■ What is being asked
Return all lines in the material below that contain "JSON".

*****

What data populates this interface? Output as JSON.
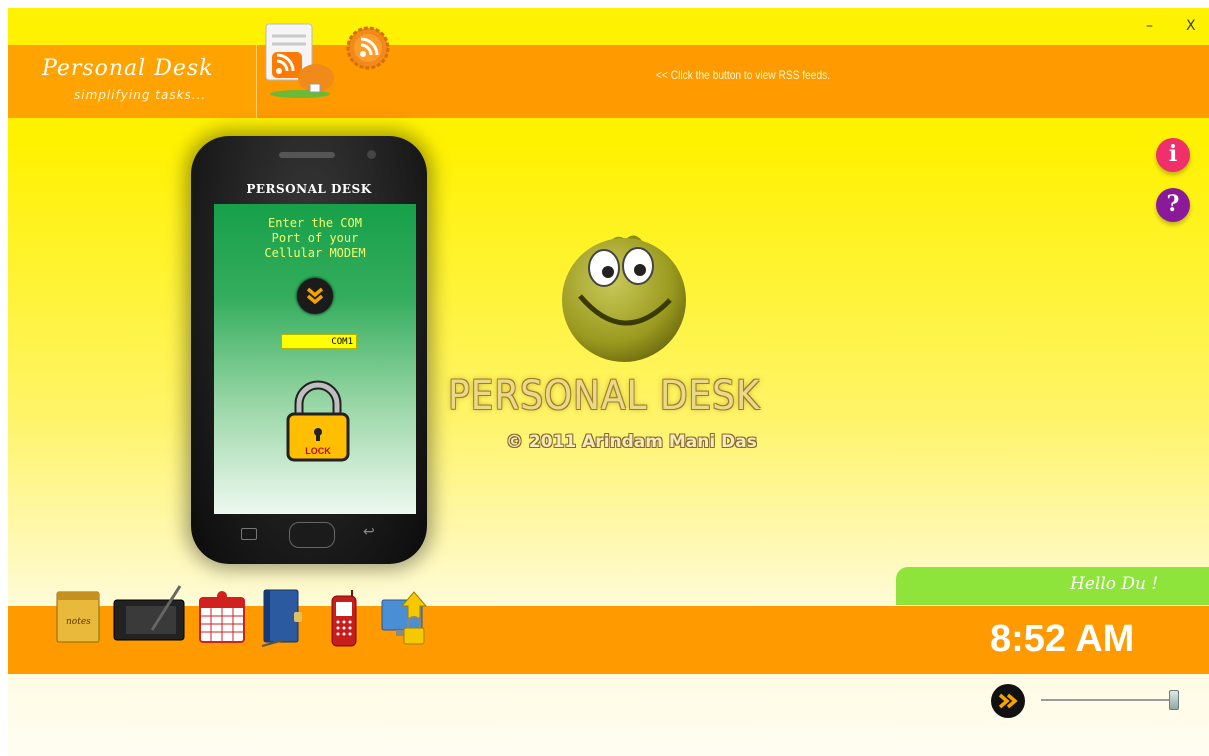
{
  "window": {
    "minimize_label": "–",
    "close_label": "X"
  },
  "header": {
    "title": "Personal Desk",
    "subtitle": "simplifying tasks...",
    "rss_hint": "<< Click the button to view RSS feeds.",
    "icons": [
      "rss-reader-icon",
      "rss-feed-icon"
    ]
  },
  "phone": {
    "title": "PERSONAL DESK",
    "prompt": "Enter the COM\nPort of your\nCellular MODEM",
    "com_port_value": "COM1",
    "lock_label": "LOCK",
    "icons": [
      "chevron-down-icon",
      "padlock-icon",
      "menu-icon",
      "home-button",
      "back-icon"
    ]
  },
  "brand": {
    "title": "PERSONAL DESK",
    "copyright": "© 2011 Arindam Mani Das"
  },
  "side_buttons": [
    {
      "name": "info",
      "label": "i",
      "color": "#f0306a"
    },
    {
      "name": "help",
      "label": "?",
      "color": "#8a1a9a"
    }
  ],
  "dock": {
    "notes_label": "notes",
    "icons": [
      "notes-icon",
      "drawing-tablet-icon",
      "calendar-icon",
      "address-book-icon",
      "mobile-phone-icon",
      "screen-lock-icon"
    ]
  },
  "footer": {
    "greeting": "Hello Du !",
    "clock": "8:52 AM",
    "slider_level": 1.0
  },
  "colors": {
    "accent_orange": "#ff9a00",
    "background_yellow": "#fff200",
    "greeting_green": "#8ee43a"
  }
}
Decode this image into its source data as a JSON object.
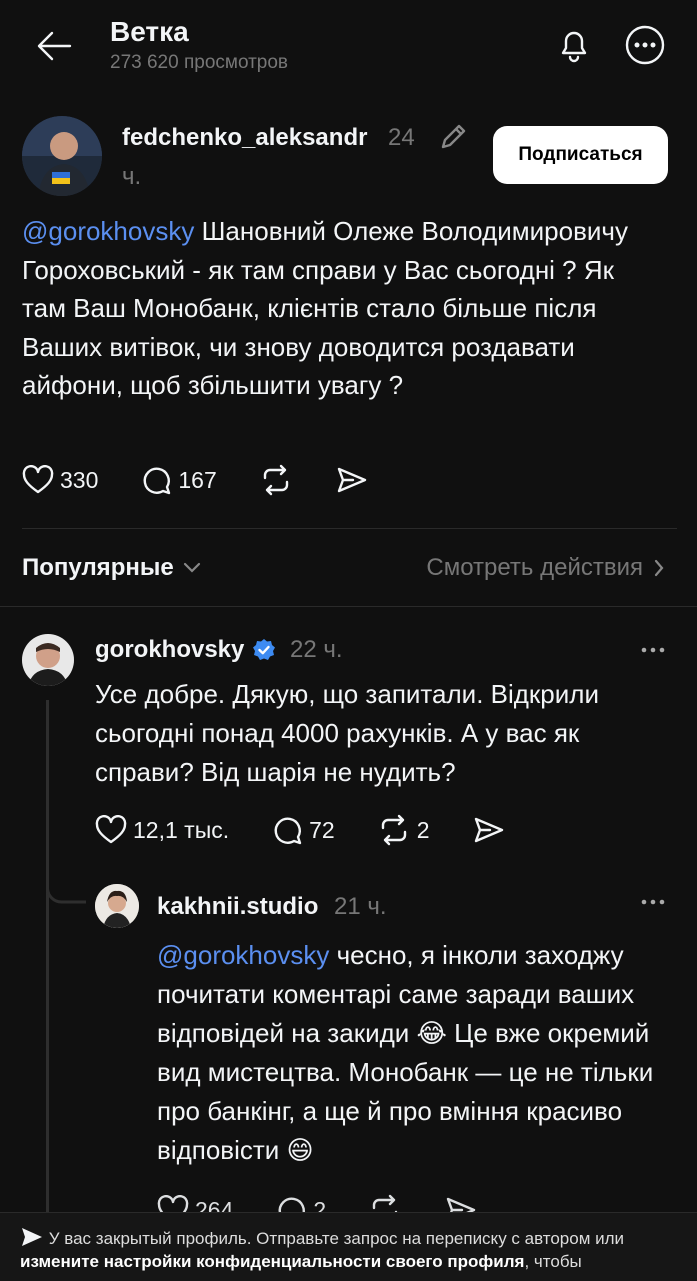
{
  "header": {
    "title": "Ветка",
    "views": "273 620 просмотров"
  },
  "post": {
    "username": "fedchenko_aleksandr",
    "time": "24",
    "time_unit": "ч.",
    "follow_label": "Подписаться",
    "mention": "@gorokhovsky",
    "text": " Шановний Олеже Володимировичу Гороховський - як там справи у Вас сьогодні ? Як там Ваш Монобанк, клієнтів стало більше після Ваших витівок, чи знову доводится роздавати айфони, щоб збільшити увагу ?",
    "likes": "330",
    "comments": "167"
  },
  "sort": {
    "label": "Популярные",
    "activity_label": "Смотреть действия"
  },
  "reply1": {
    "username": "gorokhovsky",
    "time": "22 ч.",
    "text": "Усе добре. Дякую, що запитали. Відкрили сьогодні понад 4000 рахунків. А у вас як справи? Від шарія не нудить?",
    "likes": "12,1 тыс.",
    "comments": "72",
    "reposts": "2"
  },
  "reply2": {
    "username": "kakhnii.studio",
    "time": "21 ч.",
    "mention": "@gorokhovsky",
    "text_a": " чесно, я інколи заходжу почитати коментарі саме заради ваших відповідей на закиди ",
    "emoji_a": "😂",
    "text_b": " Це вже окремий вид мистецтва. Монобанк — це не тільки про банкінг, а ще й про вміння красиво відповісти ",
    "emoji_b": "😄",
    "likes": "264",
    "comments": "2"
  },
  "banner": {
    "text_a": "У вас закрытый профиль. Отправьте запрос на переписку с автором или ",
    "link": "измените настройки конфиденциальности своего профиля",
    "text_b": ", чтобы"
  },
  "colors": {
    "background": "#101010",
    "mention": "#5b8ff0",
    "muted": "#777777",
    "verified": "#3d8bf2"
  }
}
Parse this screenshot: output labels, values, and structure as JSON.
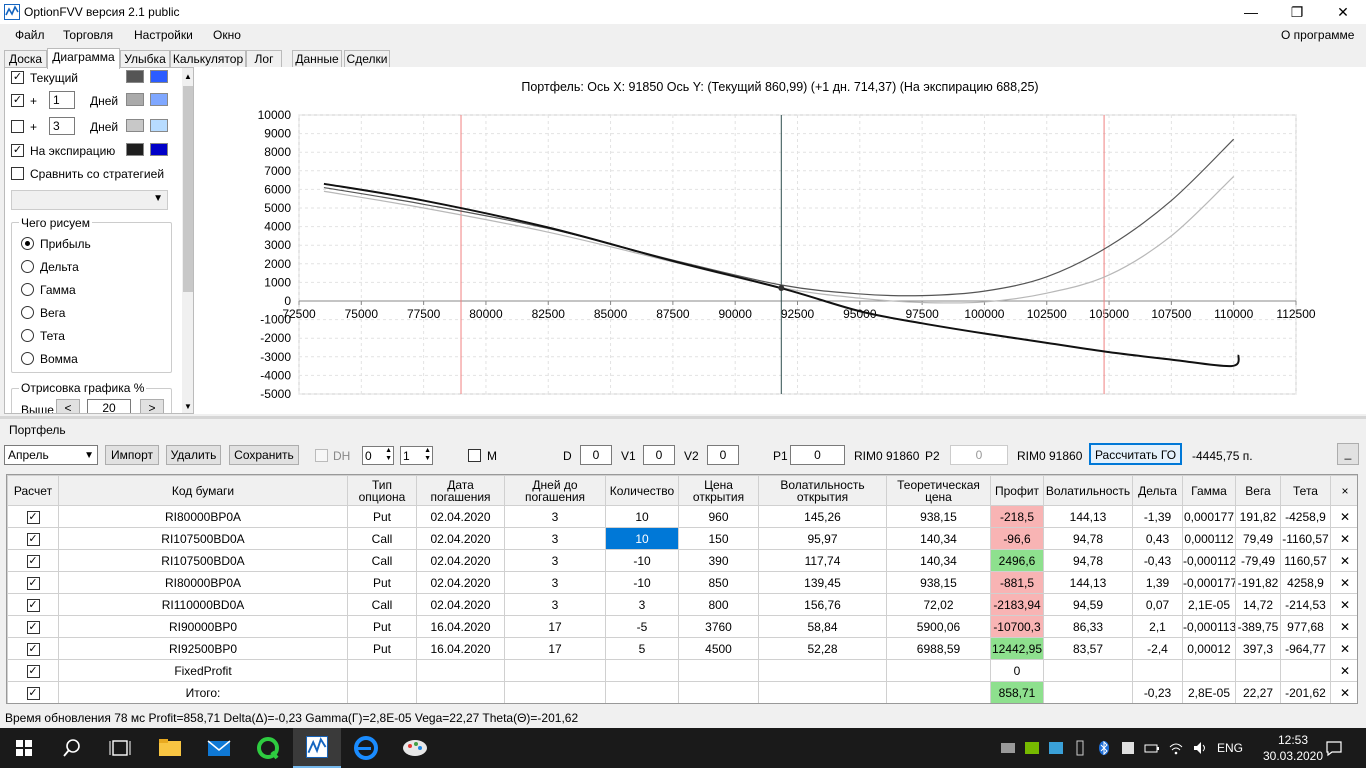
{
  "window": {
    "title": "OptionFVV версия 2.1 public"
  },
  "menu": {
    "items": [
      "Файл",
      "Торговля",
      "Настройки",
      "Окно"
    ],
    "about": "О программе"
  },
  "tabs": [
    "Доска",
    "Диаграмма",
    "Улыбка",
    "Калькулятор",
    "Лог",
    "Данные",
    "Сделки"
  ],
  "active_tab": "Диаграмма",
  "left_panel": {
    "current": {
      "label": "Текущий",
      "checked": true,
      "colors": [
        "#555555",
        "#2b5cff"
      ]
    },
    "plus1": {
      "plus": "+",
      "value": "1",
      "unit": "Дней",
      "checked": true,
      "colors": [
        "#aaaaaa",
        "#7fa7ff"
      ]
    },
    "plus3": {
      "plus": "+",
      "value": "3",
      "unit": "Дней",
      "checked": false,
      "colors": [
        "#c8c8c8",
        "#b8dcff"
      ]
    },
    "expiry": {
      "label": "На экспирацию",
      "checked": true,
      "colors": [
        "#1e1e1e",
        "#0000c8"
      ]
    },
    "compare": {
      "label": "Сравнить со стратегией",
      "checked": false
    },
    "draw_group": {
      "title": "Чего рисуем",
      "options": [
        "Прибыль",
        "Дельта",
        "Гамма",
        "Вега",
        "Тета",
        "Вомма"
      ],
      "selected": "Прибыль"
    },
    "render_group": {
      "title": "Отрисовка графика %",
      "above_label": "Выше",
      "above_value": "20",
      "prev": "<",
      "next": ">"
    }
  },
  "chart_data": {
    "type": "line",
    "title": "Портфель: Ось X: 91850 Ось Y: (Текущий 860,99) (+1 дн. 714,37) (На экспирацию 688,25)",
    "xlim": [
      72500,
      112500
    ],
    "ylim": [
      -5000,
      10000
    ],
    "x_ticks": [
      72500,
      75000,
      77500,
      80000,
      82500,
      85000,
      87500,
      90000,
      92500,
      95000,
      97500,
      100000,
      102500,
      105000,
      107500,
      110000,
      112500
    ],
    "y_ticks": [
      10000,
      9000,
      8000,
      7000,
      6000,
      5000,
      4000,
      3000,
      2000,
      1000,
      0,
      -1000,
      -2000,
      -3000,
      -4000,
      -5000
    ],
    "grid": true,
    "vlines": [
      {
        "x": 79000,
        "color": "#f08080"
      },
      {
        "x": 91850,
        "color": "#2f4f4f"
      },
      {
        "x": 104800,
        "color": "#f08080"
      }
    ],
    "marker": {
      "x": 91850,
      "y": 700
    },
    "series": [
      {
        "color": "#555555",
        "x": [
          73500,
          77500,
          82500,
          87500,
          91850,
          95000,
          97500,
          100000,
          102500,
          105000,
          107500,
          110000
        ],
        "y": [
          6100,
          5200,
          3900,
          2200,
          861,
          380,
          290,
          530,
          1300,
          2950,
          5400,
          8700
        ]
      },
      {
        "color": "#b8b8b8",
        "x": [
          73500,
          77500,
          82500,
          87500,
          91850,
          95000,
          97500,
          100000,
          102500,
          105000,
          107500,
          110000
        ],
        "y": [
          5900,
          5000,
          3700,
          2100,
          714,
          150,
          -80,
          -50,
          420,
          1400,
          3500,
          6700
        ]
      },
      {
        "color": "#111111",
        "x": [
          73500,
          77500,
          82500,
          87500,
          91850,
          95000,
          97500,
          100000,
          102500,
          105000,
          107500,
          109900,
          110200
        ],
        "y": [
          6300,
          5400,
          3950,
          2150,
          688,
          -550,
          -1200,
          -1750,
          -2250,
          -2750,
          -3150,
          -3500,
          -2900
        ]
      }
    ]
  },
  "portfolio": {
    "label": "Портфель",
    "expiry_select": "Апрель",
    "import_btn": "Импорт",
    "delete_btn": "Удалить",
    "save_btn": "Сохранить",
    "dh_label": "DH",
    "spin1": "0",
    "spin2": "1",
    "m_label": "M",
    "d_label": "D",
    "d_value": "0",
    "v1_label": "V1",
    "v1_value": "0",
    "v2_label": "V2",
    "v2_value": "0",
    "p1_label": "P1",
    "p1_value": "0",
    "rim1": "RIM0 91860",
    "p2_label": "P2",
    "p2_value": "0",
    "rim2": "RIM0 91860",
    "calc_btn": "Рассчитать ГО",
    "go_value": "-4445,75 п.",
    "minimize": "_"
  },
  "table": {
    "columns": [
      "Расчет",
      "Код бумаги",
      "Тип опциона",
      "Дата погашения",
      "Дней до погашения",
      "Количество",
      "Цена открытия",
      "Волатильность открытия",
      "Теоретическая цена",
      "Профит",
      "Волатильность",
      "Дельта",
      "Гамма",
      "Вега",
      "Тета",
      "×"
    ],
    "rows": [
      [
        "✓",
        "RI80000BP0A",
        "Put",
        "02.04.2020",
        "3",
        "10",
        "960",
        "145,26",
        "938,15",
        "-218,5",
        "144,13",
        "-1,39",
        "0,000177",
        "191,82",
        "-4258,9",
        "✕"
      ],
      [
        "✓",
        "RI107500BD0A",
        "Call",
        "02.04.2020",
        "3",
        "10",
        "150",
        "95,97",
        "140,34",
        "-96,6",
        "94,78",
        "0,43",
        "0,000112",
        "79,49",
        "-1160,57",
        "✕"
      ],
      [
        "✓",
        "RI107500BD0A",
        "Call",
        "02.04.2020",
        "3",
        "-10",
        "390",
        "117,74",
        "140,34",
        "2496,6",
        "94,78",
        "-0,43",
        "-0,000112",
        "-79,49",
        "1160,57",
        "✕"
      ],
      [
        "✓",
        "RI80000BP0A",
        "Put",
        "02.04.2020",
        "3",
        "-10",
        "850",
        "139,45",
        "938,15",
        "-881,5",
        "144,13",
        "1,39",
        "-0,000177",
        "-191,82",
        "4258,9",
        "✕"
      ],
      [
        "✓",
        "RI110000BD0A",
        "Call",
        "02.04.2020",
        "3",
        "3",
        "800",
        "156,76",
        "72,02",
        "-2183,94",
        "94,59",
        "0,07",
        "2,1E-05",
        "14,72",
        "-214,53",
        "✕"
      ],
      [
        "✓",
        "RI90000BP0",
        "Put",
        "16.04.2020",
        "17",
        "-5",
        "3760",
        "58,84",
        "5900,06",
        "-10700,3",
        "86,33",
        "2,1",
        "-0,000113",
        "-389,75",
        "977,68",
        "✕"
      ],
      [
        "✓",
        "RI92500BP0",
        "Put",
        "16.04.2020",
        "17",
        "5",
        "4500",
        "52,28",
        "6988,59",
        "12442,95",
        "83,57",
        "-2,4",
        "0,00012",
        "397,3",
        "-964,77",
        "✕"
      ],
      [
        "✓",
        "FixedProfit",
        "",
        "",
        "",
        "",
        "",
        "",
        "",
        "0",
        "",
        "",
        "",
        "",
        "",
        "✕"
      ],
      [
        "✓",
        "Итого:",
        "",
        "",
        "",
        "",
        "",
        "",
        "",
        "858,71",
        "",
        "-0,23",
        "2,8E-05",
        "22,27",
        "-201,62",
        "✕"
      ]
    ],
    "profit_class": [
      "neg",
      "neg",
      "pos",
      "neg",
      "neg",
      "neg",
      "pos",
      "",
      "pos"
    ]
  },
  "status": {
    "text": "Время обновления 78 мс  Profit=858,71 Delta(Δ)=-0,23 Gamma(Γ)=2,8E-05 Vega=22,27 Theta(Θ)=-201,62"
  },
  "taskbar": {
    "lang": "ENG",
    "time": "12:53",
    "date": "30.03.2020"
  }
}
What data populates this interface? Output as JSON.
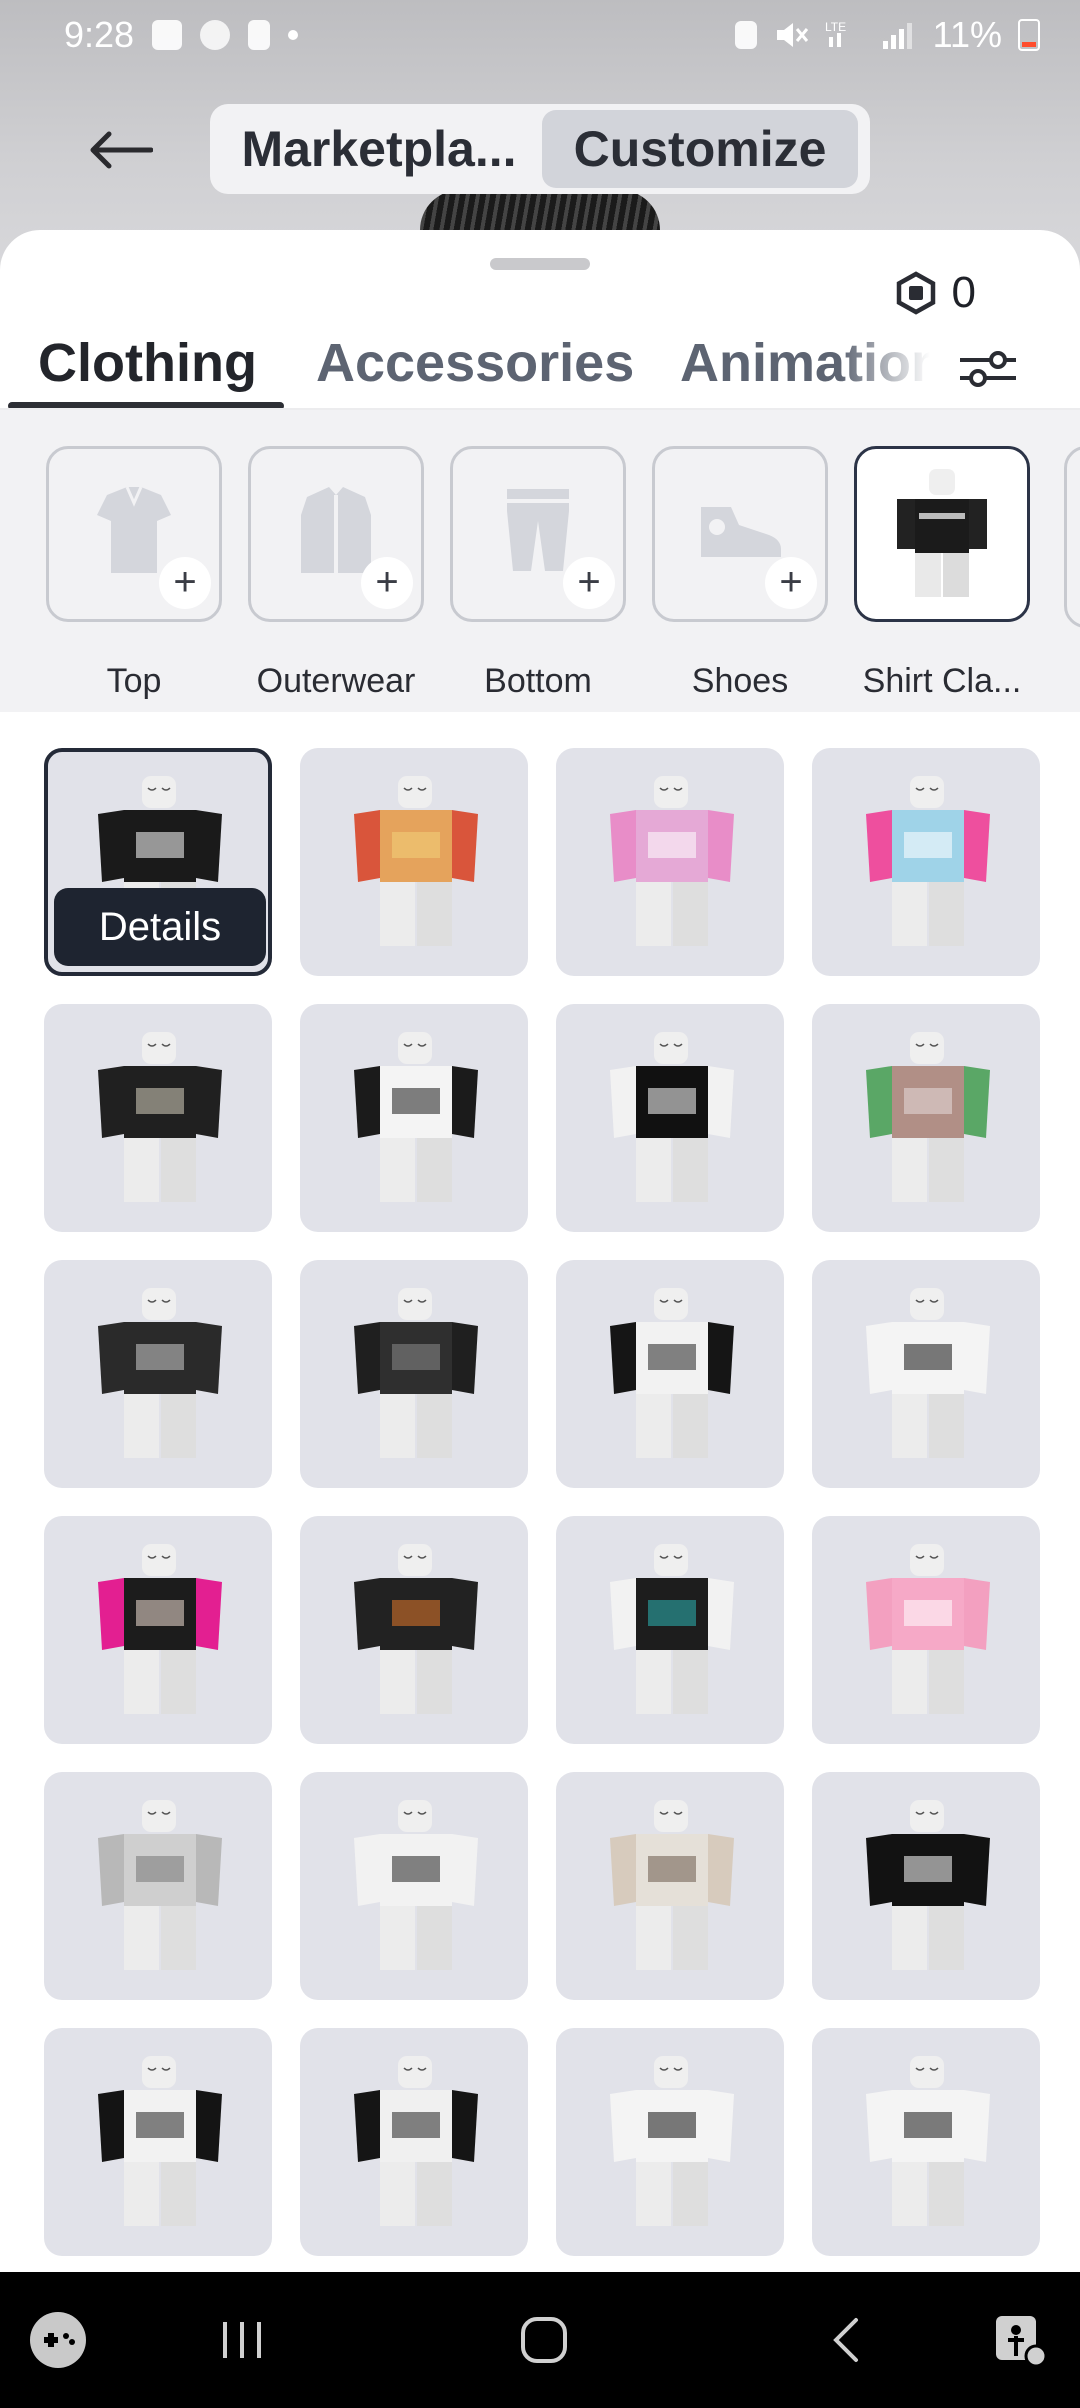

*****

■ The solution
What data populates this interface? Output as JSON.
Decode this image into its source data as a JSON object.
Parse this screenshot: output labels, values, and structure as JSON.
What data populates this interface? Output as JSON.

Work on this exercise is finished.